Dataset rows about figures
*****
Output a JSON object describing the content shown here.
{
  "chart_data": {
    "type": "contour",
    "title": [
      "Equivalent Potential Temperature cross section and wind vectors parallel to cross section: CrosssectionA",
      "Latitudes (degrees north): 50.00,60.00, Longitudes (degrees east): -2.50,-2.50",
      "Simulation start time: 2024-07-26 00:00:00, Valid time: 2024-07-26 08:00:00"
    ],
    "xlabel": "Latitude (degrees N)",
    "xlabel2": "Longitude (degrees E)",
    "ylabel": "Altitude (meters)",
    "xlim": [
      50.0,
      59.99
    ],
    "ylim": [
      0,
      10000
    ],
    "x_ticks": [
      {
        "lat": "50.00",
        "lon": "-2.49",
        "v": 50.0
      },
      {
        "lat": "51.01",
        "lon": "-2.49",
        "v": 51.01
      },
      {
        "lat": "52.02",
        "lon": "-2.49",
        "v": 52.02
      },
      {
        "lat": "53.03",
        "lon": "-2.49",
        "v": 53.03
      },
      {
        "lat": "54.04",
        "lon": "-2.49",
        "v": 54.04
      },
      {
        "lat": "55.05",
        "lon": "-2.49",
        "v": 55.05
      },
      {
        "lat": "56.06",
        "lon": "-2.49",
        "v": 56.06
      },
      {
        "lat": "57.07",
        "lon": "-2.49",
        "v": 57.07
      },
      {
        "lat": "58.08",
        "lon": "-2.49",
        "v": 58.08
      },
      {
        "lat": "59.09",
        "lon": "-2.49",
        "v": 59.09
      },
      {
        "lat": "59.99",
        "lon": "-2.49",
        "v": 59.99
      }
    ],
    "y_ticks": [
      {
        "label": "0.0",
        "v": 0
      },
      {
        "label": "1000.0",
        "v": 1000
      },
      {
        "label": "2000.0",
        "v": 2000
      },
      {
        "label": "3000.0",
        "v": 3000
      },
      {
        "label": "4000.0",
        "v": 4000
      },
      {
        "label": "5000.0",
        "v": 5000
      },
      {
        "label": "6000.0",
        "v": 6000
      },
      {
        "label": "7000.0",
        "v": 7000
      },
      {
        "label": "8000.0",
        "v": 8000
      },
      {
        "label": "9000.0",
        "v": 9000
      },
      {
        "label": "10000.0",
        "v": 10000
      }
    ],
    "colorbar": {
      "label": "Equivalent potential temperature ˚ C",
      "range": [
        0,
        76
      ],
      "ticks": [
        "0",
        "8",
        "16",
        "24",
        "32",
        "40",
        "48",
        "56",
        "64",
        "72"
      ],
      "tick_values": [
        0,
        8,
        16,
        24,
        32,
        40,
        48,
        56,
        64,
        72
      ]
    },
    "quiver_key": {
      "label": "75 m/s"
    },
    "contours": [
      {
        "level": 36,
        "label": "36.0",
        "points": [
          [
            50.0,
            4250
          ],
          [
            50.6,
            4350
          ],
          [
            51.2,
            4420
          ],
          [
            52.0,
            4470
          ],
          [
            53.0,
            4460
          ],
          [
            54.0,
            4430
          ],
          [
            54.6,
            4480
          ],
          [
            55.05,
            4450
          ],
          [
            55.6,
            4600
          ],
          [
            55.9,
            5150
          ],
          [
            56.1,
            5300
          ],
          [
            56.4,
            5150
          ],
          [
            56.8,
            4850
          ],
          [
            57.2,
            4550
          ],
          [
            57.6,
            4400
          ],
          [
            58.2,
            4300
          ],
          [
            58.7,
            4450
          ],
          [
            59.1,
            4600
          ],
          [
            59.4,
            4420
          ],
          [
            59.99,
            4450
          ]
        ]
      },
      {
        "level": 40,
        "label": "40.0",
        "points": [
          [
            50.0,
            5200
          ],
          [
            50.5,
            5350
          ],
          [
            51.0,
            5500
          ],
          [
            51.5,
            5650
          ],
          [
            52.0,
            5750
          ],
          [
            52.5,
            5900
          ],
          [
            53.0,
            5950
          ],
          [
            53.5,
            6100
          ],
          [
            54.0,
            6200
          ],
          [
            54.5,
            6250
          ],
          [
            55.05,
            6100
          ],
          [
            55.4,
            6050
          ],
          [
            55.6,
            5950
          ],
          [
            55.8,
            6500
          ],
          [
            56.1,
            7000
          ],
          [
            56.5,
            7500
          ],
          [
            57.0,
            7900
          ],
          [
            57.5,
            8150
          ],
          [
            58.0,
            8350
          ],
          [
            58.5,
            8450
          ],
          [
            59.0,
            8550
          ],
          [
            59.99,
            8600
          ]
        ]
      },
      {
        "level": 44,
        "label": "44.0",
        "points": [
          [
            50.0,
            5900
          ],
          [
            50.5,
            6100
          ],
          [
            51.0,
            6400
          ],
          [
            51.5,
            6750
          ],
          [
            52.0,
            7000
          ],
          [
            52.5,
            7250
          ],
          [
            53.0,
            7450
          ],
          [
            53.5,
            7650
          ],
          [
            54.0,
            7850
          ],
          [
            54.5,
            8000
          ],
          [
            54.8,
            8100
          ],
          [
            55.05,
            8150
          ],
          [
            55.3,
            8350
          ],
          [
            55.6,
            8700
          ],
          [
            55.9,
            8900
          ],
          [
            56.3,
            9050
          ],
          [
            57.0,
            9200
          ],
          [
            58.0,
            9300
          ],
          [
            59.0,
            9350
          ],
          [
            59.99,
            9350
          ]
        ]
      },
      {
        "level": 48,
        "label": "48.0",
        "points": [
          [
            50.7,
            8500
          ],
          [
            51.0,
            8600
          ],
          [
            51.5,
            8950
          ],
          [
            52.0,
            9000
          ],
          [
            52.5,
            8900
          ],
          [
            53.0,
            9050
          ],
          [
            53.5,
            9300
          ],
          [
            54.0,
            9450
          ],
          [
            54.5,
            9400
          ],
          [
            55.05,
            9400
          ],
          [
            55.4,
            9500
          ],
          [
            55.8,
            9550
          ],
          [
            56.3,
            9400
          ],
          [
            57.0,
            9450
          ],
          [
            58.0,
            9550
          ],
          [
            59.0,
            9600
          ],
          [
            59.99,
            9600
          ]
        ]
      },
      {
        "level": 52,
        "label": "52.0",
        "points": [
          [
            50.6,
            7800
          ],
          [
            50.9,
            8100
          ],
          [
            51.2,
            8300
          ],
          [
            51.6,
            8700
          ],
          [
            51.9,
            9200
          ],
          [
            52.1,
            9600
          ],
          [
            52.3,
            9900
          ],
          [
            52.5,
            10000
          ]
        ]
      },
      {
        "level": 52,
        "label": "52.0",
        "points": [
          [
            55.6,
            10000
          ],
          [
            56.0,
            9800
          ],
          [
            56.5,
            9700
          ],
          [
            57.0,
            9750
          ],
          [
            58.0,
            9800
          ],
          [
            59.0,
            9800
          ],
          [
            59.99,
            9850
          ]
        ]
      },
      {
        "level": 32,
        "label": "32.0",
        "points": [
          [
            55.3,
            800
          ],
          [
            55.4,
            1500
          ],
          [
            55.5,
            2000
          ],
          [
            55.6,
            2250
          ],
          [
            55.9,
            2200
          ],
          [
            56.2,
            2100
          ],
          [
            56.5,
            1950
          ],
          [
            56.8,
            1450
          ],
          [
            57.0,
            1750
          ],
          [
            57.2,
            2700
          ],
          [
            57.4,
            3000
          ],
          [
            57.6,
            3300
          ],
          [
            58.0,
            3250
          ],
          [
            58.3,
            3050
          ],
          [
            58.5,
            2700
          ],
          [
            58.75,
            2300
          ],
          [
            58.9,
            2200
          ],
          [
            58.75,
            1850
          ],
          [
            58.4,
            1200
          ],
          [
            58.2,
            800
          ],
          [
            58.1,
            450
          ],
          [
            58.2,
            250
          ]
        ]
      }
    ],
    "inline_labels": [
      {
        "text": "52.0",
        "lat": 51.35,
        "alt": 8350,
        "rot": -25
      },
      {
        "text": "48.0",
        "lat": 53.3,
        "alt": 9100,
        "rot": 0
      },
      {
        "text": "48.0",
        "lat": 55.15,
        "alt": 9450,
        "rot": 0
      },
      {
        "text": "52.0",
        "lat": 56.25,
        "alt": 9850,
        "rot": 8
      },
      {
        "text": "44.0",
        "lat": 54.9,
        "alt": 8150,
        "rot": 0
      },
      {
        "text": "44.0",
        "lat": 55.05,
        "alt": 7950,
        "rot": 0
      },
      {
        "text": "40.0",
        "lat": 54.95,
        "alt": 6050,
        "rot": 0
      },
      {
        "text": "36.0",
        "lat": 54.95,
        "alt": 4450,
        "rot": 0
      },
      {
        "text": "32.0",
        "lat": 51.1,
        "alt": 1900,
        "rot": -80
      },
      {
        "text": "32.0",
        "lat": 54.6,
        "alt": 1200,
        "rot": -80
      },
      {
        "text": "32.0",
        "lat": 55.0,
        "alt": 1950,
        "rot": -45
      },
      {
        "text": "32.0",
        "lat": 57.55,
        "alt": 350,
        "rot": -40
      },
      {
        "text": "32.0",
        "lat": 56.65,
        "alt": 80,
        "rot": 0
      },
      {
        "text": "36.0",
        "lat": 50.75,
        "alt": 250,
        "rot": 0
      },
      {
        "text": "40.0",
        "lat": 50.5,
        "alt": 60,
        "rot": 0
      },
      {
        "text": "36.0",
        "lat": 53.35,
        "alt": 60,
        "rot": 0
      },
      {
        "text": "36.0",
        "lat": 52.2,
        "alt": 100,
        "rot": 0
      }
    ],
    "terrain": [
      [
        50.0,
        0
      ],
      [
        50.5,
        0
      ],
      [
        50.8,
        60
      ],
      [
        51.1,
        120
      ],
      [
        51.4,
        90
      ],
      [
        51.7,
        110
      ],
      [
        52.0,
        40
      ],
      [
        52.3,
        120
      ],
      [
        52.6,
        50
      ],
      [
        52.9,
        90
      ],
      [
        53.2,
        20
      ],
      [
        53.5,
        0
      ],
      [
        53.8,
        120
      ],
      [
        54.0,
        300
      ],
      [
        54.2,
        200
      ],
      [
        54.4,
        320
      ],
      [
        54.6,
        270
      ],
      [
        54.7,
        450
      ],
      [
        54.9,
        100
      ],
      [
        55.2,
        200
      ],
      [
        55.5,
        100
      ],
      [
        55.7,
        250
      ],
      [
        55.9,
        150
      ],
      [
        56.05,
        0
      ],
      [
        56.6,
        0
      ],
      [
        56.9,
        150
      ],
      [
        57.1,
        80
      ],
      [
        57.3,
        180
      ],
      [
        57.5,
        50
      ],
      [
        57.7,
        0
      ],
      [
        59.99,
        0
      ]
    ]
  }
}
*****
▶ [Exercise aim] Which lines contain the word "Equivalent"? Copy each one.

▶ [Exercise response]
      "Equivalent Potential Temperature cross section and wind vectors parallel to cross section: CrosssectionA",
      "label": "Equivalent potential temperature ˚ C",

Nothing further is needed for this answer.